**Extracted information**
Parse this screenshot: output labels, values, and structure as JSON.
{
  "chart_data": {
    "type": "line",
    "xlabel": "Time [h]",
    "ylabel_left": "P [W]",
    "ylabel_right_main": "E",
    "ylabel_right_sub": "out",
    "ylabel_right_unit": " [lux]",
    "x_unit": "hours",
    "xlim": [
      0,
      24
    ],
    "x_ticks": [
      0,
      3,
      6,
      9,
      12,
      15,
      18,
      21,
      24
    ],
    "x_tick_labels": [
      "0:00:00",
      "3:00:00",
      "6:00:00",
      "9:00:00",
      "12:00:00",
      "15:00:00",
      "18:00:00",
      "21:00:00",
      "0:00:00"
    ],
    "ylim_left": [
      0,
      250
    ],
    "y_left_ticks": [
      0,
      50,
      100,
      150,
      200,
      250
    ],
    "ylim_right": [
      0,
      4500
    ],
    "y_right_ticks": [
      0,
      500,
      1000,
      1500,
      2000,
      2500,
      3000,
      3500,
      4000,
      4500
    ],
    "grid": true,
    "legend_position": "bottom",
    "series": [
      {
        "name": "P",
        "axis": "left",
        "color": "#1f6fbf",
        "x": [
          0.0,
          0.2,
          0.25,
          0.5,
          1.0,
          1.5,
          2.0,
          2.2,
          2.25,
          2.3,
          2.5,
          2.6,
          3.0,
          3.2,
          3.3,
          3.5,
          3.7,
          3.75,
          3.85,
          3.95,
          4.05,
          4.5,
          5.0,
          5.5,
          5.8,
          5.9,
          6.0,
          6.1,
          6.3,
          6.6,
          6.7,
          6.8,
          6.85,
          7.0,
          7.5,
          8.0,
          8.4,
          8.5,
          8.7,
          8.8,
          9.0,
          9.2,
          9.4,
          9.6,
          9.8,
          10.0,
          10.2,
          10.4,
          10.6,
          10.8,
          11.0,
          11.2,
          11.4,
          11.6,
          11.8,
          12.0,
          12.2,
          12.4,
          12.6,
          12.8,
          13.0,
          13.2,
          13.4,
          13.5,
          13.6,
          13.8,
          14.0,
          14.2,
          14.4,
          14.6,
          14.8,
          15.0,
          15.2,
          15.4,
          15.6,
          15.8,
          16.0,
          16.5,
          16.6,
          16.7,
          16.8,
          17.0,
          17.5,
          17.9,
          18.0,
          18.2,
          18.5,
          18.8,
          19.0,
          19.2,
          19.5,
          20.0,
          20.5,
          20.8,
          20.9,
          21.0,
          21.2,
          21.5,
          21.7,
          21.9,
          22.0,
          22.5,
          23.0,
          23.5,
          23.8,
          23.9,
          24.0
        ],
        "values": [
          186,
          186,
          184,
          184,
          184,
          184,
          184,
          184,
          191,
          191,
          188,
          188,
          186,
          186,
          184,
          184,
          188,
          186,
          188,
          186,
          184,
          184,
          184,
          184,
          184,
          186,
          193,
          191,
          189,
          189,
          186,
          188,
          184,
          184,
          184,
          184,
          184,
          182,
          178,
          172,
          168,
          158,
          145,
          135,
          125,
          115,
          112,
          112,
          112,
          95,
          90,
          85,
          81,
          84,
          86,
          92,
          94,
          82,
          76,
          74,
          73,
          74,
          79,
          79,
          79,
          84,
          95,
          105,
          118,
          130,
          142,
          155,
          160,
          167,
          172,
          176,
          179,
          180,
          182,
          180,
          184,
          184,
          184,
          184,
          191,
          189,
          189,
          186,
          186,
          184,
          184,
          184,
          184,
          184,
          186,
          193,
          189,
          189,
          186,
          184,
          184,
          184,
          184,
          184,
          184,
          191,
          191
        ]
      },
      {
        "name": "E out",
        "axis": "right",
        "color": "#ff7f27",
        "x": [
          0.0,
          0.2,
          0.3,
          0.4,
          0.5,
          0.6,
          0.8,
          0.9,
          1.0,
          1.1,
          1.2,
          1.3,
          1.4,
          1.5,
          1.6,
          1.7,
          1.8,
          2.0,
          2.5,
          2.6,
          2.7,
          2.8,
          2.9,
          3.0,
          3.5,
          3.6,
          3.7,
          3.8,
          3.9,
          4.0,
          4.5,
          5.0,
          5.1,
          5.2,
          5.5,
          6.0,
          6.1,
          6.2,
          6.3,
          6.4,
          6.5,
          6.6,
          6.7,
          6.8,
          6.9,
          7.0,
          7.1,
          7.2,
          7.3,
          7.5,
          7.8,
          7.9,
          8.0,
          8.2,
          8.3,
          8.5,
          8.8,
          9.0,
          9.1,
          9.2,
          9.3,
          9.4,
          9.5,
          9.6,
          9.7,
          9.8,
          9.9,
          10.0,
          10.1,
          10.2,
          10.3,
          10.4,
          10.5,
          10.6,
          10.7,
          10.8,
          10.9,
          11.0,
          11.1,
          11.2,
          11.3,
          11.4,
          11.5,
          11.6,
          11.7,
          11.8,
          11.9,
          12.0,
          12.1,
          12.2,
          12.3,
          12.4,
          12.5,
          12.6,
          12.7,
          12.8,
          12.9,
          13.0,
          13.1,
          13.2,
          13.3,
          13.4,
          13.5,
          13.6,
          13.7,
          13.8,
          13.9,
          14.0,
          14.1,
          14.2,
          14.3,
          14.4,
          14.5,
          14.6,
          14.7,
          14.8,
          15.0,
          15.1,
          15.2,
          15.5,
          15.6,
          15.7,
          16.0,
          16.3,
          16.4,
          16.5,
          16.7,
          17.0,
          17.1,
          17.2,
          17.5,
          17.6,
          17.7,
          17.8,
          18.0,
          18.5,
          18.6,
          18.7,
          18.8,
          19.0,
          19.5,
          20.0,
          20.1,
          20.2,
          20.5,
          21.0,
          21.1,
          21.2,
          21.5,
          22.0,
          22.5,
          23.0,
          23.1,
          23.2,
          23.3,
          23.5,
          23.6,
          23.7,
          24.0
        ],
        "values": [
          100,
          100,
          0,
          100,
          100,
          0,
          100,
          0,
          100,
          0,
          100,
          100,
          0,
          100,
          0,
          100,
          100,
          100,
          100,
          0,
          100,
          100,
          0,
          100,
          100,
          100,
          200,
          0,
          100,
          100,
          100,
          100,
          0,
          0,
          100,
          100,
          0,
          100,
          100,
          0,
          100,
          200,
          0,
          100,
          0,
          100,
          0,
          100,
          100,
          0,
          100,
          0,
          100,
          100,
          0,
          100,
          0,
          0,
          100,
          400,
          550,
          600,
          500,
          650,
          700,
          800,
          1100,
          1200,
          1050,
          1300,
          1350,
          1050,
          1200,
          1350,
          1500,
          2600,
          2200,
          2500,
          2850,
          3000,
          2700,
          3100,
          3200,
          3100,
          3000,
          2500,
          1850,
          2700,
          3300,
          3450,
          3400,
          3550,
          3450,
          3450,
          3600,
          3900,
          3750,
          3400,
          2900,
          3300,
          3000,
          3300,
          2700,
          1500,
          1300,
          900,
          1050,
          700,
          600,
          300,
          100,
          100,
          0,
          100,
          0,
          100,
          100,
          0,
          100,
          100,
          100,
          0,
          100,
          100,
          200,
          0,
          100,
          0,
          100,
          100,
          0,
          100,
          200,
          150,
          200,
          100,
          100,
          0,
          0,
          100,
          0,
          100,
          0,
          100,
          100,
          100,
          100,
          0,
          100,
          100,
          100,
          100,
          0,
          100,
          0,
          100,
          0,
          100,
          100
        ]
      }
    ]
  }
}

**What you should do**
Generate an exact reproduction of all entries.

**Solution to this problem**
Parse this screenshot: output labels, values, and structure as JSON.
{
  "chart_data": {
    "type": "line",
    "xlabel": "Time [h]",
    "ylabel_left": "P [W]",
    "ylabel_right_main": "E",
    "ylabel_right_sub": "out",
    "ylabel_right_unit": " [lux]",
    "x_unit": "hours",
    "xlim": [
      0,
      24
    ],
    "x_ticks": [
      0,
      3,
      6,
      9,
      12,
      15,
      18,
      21,
      24
    ],
    "x_tick_labels": [
      "0:00:00",
      "3:00:00",
      "6:00:00",
      "9:00:00",
      "12:00:00",
      "15:00:00",
      "18:00:00",
      "21:00:00",
      "0:00:00"
    ],
    "ylim_left": [
      0,
      250
    ],
    "y_left_ticks": [
      0,
      50,
      100,
      150,
      200,
      250
    ],
    "ylim_right": [
      0,
      4500
    ],
    "y_right_ticks": [
      0,
      500,
      1000,
      1500,
      2000,
      2500,
      3000,
      3500,
      4000,
      4500
    ],
    "grid": true,
    "legend_position": "bottom",
    "series": [
      {
        "name": "P",
        "axis": "left",
        "color": "#1f6fbf",
        "x": [
          0.0,
          0.2,
          0.25,
          0.5,
          1.0,
          1.5,
          2.0,
          2.2,
          2.25,
          2.3,
          2.5,
          2.6,
          3.0,
          3.2,
          3.3,
          3.5,
          3.7,
          3.75,
          3.85,
          3.95,
          4.05,
          4.5,
          5.0,
          5.5,
          5.8,
          5.9,
          6.0,
          6.1,
          6.3,
          6.6,
          6.7,
          6.8,
          6.85,
          7.0,
          7.5,
          8.0,
          8.4,
          8.5,
          8.7,
          8.8,
          9.0,
          9.2,
          9.4,
          9.6,
          9.8,
          10.0,
          10.2,
          10.4,
          10.6,
          10.8,
          11.0,
          11.2,
          11.4,
          11.6,
          11.8,
          12.0,
          12.2,
          12.4,
          12.6,
          12.8,
          13.0,
          13.2,
          13.4,
          13.5,
          13.6,
          13.8,
          14.0,
          14.2,
          14.4,
          14.6,
          14.8,
          15.0,
          15.2,
          15.4,
          15.6,
          15.8,
          16.0,
          16.5,
          16.6,
          16.7,
          16.8,
          17.0,
          17.5,
          17.9,
          18.0,
          18.2,
          18.5,
          18.8,
          19.0,
          19.2,
          19.5,
          20.0,
          20.5,
          20.8,
          20.9,
          21.0,
          21.2,
          21.5,
          21.7,
          21.9,
          22.0,
          22.5,
          23.0,
          23.5,
          23.8,
          23.9,
          24.0
        ],
        "values": [
          186,
          186,
          184,
          184,
          184,
          184,
          184,
          184,
          191,
          191,
          188,
          188,
          186,
          186,
          184,
          184,
          188,
          186,
          188,
          186,
          184,
          184,
          184,
          184,
          184,
          186,
          193,
          191,
          189,
          189,
          186,
          188,
          184,
          184,
          184,
          184,
          184,
          182,
          178,
          172,
          168,
          158,
          145,
          135,
          125,
          115,
          112,
          112,
          112,
          95,
          90,
          85,
          81,
          84,
          86,
          92,
          94,
          82,
          76,
          74,
          73,
          74,
          79,
          79,
          79,
          84,
          95,
          105,
          118,
          130,
          142,
          155,
          160,
          167,
          172,
          176,
          179,
          180,
          182,
          180,
          184,
          184,
          184,
          184,
          191,
          189,
          189,
          186,
          186,
          184,
          184,
          184,
          184,
          184,
          186,
          193,
          189,
          189,
          186,
          184,
          184,
          184,
          184,
          184,
          184,
          191,
          191
        ]
      },
      {
        "name": "E out",
        "axis": "right",
        "color": "#ff7f27",
        "x": [
          0.0,
          0.2,
          0.3,
          0.4,
          0.5,
          0.6,
          0.8,
          0.9,
          1.0,
          1.1,
          1.2,
          1.3,
          1.4,
          1.5,
          1.6,
          1.7,
          1.8,
          2.0,
          2.5,
          2.6,
          2.7,
          2.8,
          2.9,
          3.0,
          3.5,
          3.6,
          3.7,
          3.8,
          3.9,
          4.0,
          4.5,
          5.0,
          5.1,
          5.2,
          5.5,
          6.0,
          6.1,
          6.2,
          6.3,
          6.4,
          6.5,
          6.6,
          6.7,
          6.8,
          6.9,
          7.0,
          7.1,
          7.2,
          7.3,
          7.5,
          7.8,
          7.9,
          8.0,
          8.2,
          8.3,
          8.5,
          8.8,
          9.0,
          9.1,
          9.2,
          9.3,
          9.4,
          9.5,
          9.6,
          9.7,
          9.8,
          9.9,
          10.0,
          10.1,
          10.2,
          10.3,
          10.4,
          10.5,
          10.6,
          10.7,
          10.8,
          10.9,
          11.0,
          11.1,
          11.2,
          11.3,
          11.4,
          11.5,
          11.6,
          11.7,
          11.8,
          11.9,
          12.0,
          12.1,
          12.2,
          12.3,
          12.4,
          12.5,
          12.6,
          12.7,
          12.8,
          12.9,
          13.0,
          13.1,
          13.2,
          13.3,
          13.4,
          13.5,
          13.6,
          13.7,
          13.8,
          13.9,
          14.0,
          14.1,
          14.2,
          14.3,
          14.4,
          14.5,
          14.6,
          14.7,
          14.8,
          15.0,
          15.1,
          15.2,
          15.5,
          15.6,
          15.7,
          16.0,
          16.3,
          16.4,
          16.5,
          16.7,
          17.0,
          17.1,
          17.2,
          17.5,
          17.6,
          17.7,
          17.8,
          18.0,
          18.5,
          18.6,
          18.7,
          18.8,
          19.0,
          19.5,
          20.0,
          20.1,
          20.2,
          20.5,
          21.0,
          21.1,
          21.2,
          21.5,
          22.0,
          22.5,
          23.0,
          23.1,
          23.2,
          23.3,
          23.5,
          23.6,
          23.7,
          24.0
        ],
        "values": [
          100,
          100,
          0,
          100,
          100,
          0,
          100,
          0,
          100,
          0,
          100,
          100,
          0,
          100,
          0,
          100,
          100,
          100,
          100,
          0,
          100,
          100,
          0,
          100,
          100,
          100,
          200,
          0,
          100,
          100,
          100,
          100,
          0,
          0,
          100,
          100,
          0,
          100,
          100,
          0,
          100,
          200,
          0,
          100,
          0,
          100,
          0,
          100,
          100,
          0,
          100,
          0,
          100,
          100,
          0,
          100,
          0,
          0,
          100,
          400,
          550,
          600,
          500,
          650,
          700,
          800,
          1100,
          1200,
          1050,
          1300,
          1350,
          1050,
          1200,
          1350,
          1500,
          2600,
          2200,
          2500,
          2850,
          3000,
          2700,
          3100,
          3200,
          3100,
          3000,
          2500,
          1850,
          2700,
          3300,
          3450,
          3400,
          3550,
          3450,
          3450,
          3600,
          3900,
          3750,
          3400,
          2900,
          3300,
          3000,
          3300,
          2700,
          1500,
          1300,
          900,
          1050,
          700,
          600,
          300,
          100,
          100,
          0,
          100,
          0,
          100,
          100,
          0,
          100,
          100,
          100,
          0,
          100,
          100,
          200,
          0,
          100,
          0,
          100,
          100,
          0,
          100,
          200,
          150,
          200,
          100,
          100,
          0,
          0,
          100,
          0,
          100,
          0,
          100,
          100,
          100,
          100,
          0,
          100,
          100,
          100,
          100,
          0,
          100,
          0,
          100,
          0,
          100,
          100
        ]
      }
    ]
  }
}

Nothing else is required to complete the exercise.